• What is expected
Single out the lines of the material that contain "Medium" and copy them.

• Given information
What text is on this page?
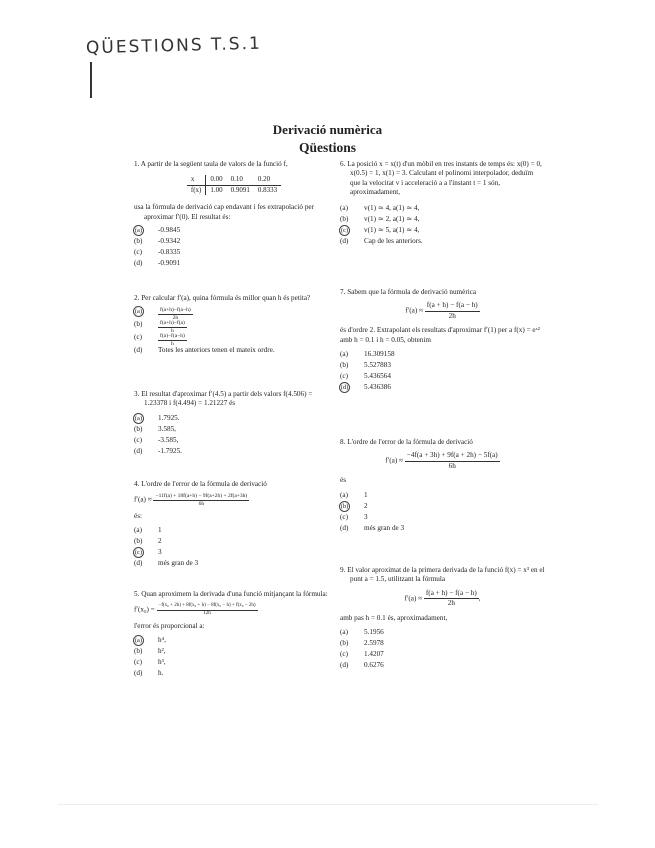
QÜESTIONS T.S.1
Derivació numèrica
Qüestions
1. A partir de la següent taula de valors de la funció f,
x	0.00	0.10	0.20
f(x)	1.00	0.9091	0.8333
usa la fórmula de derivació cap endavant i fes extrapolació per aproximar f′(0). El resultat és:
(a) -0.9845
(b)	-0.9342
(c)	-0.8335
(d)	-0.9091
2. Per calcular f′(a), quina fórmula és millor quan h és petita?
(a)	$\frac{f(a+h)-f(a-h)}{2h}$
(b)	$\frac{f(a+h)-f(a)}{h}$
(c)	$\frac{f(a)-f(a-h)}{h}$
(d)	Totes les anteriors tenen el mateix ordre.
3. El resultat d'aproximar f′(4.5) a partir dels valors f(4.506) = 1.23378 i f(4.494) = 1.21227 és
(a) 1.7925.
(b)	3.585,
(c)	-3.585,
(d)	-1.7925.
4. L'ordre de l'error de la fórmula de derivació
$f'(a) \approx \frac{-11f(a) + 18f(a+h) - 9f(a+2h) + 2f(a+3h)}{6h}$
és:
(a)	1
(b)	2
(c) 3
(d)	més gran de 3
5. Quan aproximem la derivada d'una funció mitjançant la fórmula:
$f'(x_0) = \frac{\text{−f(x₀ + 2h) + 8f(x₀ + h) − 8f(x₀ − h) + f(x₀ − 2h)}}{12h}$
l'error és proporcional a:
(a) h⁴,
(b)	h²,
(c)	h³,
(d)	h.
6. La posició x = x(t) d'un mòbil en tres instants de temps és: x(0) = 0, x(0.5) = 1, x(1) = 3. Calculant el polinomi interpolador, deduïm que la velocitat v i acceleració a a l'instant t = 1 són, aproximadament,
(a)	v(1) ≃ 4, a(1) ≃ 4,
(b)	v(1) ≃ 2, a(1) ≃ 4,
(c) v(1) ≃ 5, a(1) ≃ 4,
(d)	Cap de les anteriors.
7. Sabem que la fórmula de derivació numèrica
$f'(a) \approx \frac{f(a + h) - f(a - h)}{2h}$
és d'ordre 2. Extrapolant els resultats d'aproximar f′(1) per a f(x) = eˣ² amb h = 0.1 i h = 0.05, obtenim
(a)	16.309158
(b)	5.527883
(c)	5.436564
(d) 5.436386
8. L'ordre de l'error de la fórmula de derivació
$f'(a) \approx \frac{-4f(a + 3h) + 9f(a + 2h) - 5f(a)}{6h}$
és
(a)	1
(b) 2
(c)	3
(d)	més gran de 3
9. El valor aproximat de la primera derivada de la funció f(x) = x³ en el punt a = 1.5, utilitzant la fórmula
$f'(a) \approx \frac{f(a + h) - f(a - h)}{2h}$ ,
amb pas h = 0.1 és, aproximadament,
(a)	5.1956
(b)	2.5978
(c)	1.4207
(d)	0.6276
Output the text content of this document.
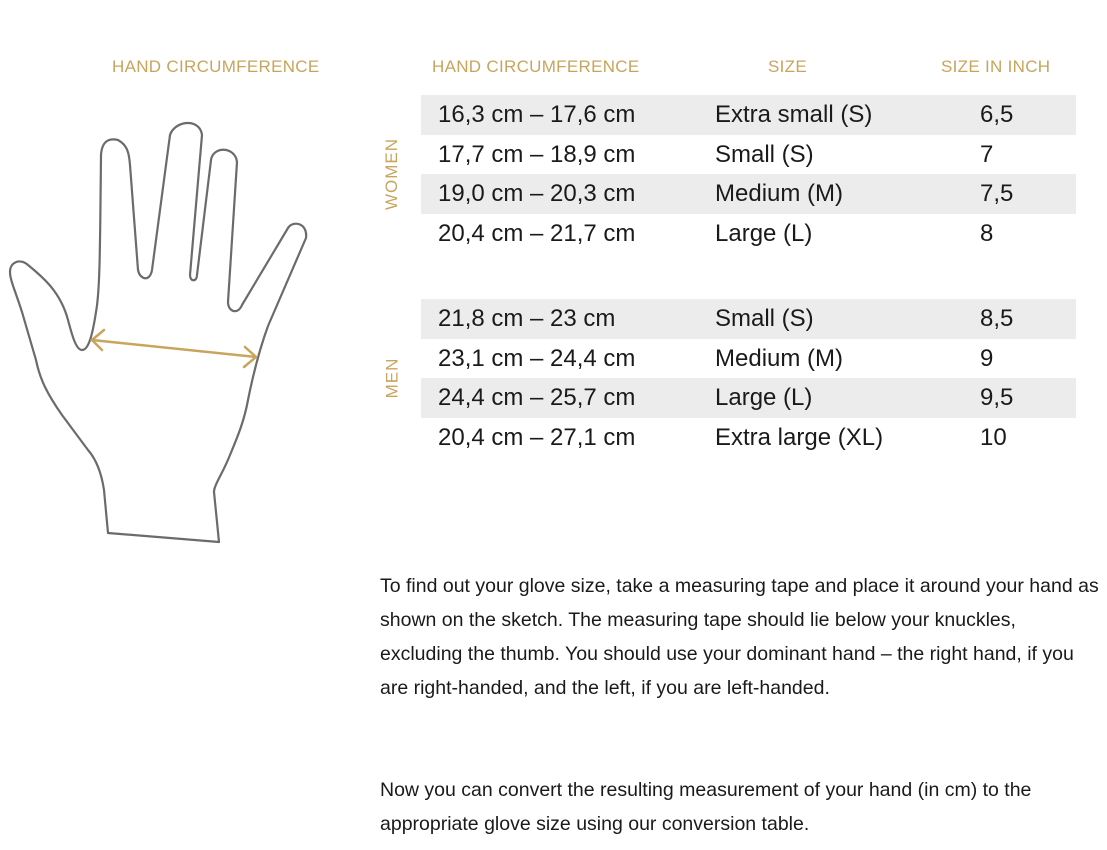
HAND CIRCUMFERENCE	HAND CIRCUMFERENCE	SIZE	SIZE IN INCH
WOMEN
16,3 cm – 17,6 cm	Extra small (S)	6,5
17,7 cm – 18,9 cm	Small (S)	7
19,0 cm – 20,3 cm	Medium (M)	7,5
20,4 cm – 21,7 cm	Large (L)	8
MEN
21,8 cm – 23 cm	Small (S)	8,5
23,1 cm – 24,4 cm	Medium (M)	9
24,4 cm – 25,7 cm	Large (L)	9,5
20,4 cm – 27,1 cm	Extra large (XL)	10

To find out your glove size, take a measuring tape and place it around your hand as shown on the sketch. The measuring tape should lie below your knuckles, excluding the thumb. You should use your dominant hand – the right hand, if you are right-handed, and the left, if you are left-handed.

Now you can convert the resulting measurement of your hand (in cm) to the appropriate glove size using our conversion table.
==
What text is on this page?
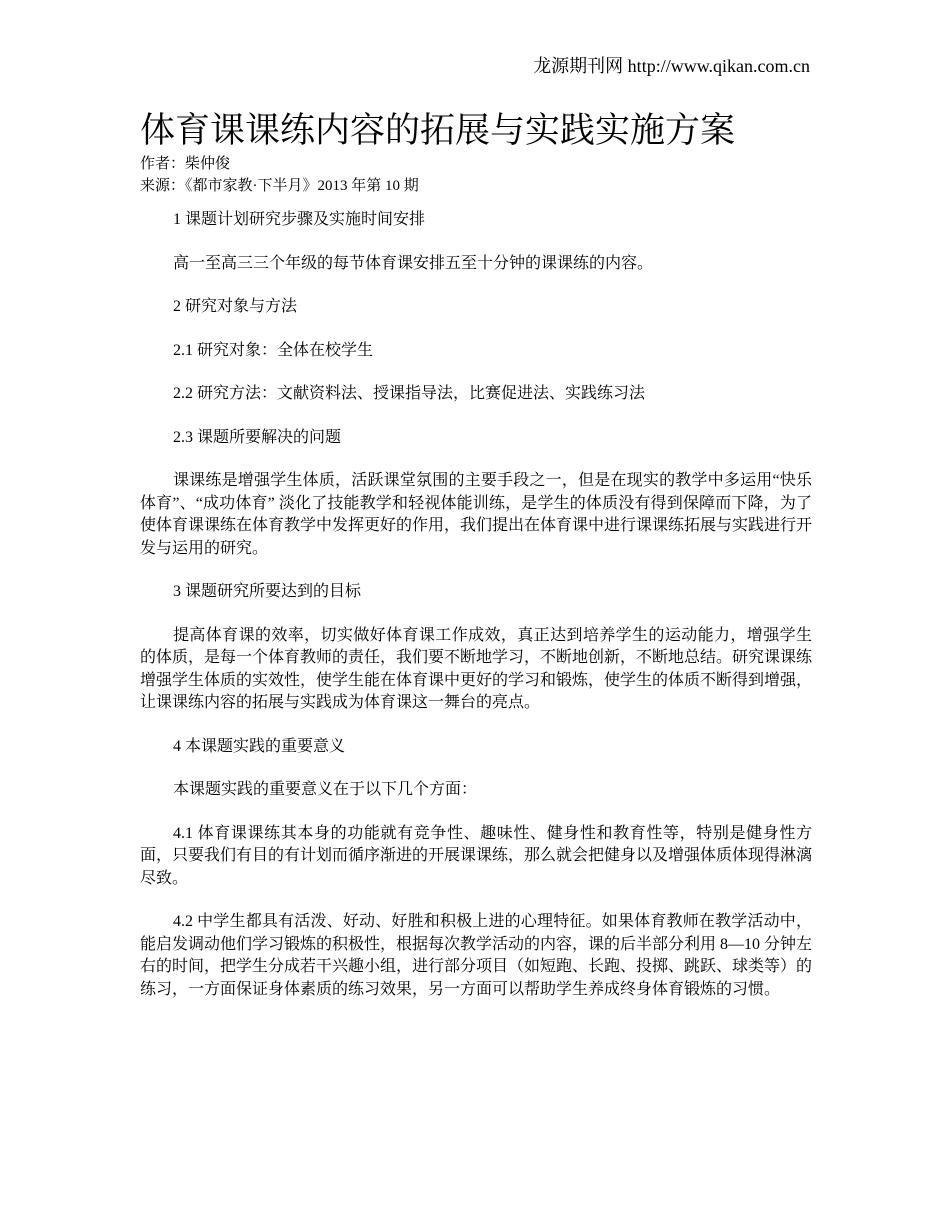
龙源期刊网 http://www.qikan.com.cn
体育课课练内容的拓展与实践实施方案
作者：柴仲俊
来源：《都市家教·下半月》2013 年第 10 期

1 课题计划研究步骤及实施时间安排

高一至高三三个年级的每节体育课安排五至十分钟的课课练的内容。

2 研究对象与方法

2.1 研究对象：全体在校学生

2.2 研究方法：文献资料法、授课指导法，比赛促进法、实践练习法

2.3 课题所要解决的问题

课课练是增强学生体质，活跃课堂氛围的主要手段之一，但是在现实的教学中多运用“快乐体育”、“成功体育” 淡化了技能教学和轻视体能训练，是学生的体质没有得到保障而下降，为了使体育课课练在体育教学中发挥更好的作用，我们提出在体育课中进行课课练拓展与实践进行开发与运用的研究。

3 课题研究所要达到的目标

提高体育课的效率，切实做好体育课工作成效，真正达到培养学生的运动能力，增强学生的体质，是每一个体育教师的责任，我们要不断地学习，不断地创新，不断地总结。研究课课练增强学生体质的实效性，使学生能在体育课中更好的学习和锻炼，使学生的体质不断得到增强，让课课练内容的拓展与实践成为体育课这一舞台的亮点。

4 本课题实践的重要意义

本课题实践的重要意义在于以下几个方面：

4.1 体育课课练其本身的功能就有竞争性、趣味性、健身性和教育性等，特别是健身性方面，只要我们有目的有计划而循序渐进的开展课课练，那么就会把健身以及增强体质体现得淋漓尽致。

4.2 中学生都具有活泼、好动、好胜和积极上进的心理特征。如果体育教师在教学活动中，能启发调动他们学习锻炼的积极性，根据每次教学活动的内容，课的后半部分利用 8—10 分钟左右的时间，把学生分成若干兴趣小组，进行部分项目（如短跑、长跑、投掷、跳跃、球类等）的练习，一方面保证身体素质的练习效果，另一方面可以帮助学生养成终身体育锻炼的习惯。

• Response to this exercise
19,0 cm – 20,3 cm	Medium (M)	7,5
23,1 cm – 24,4 cm	Medium (M)	9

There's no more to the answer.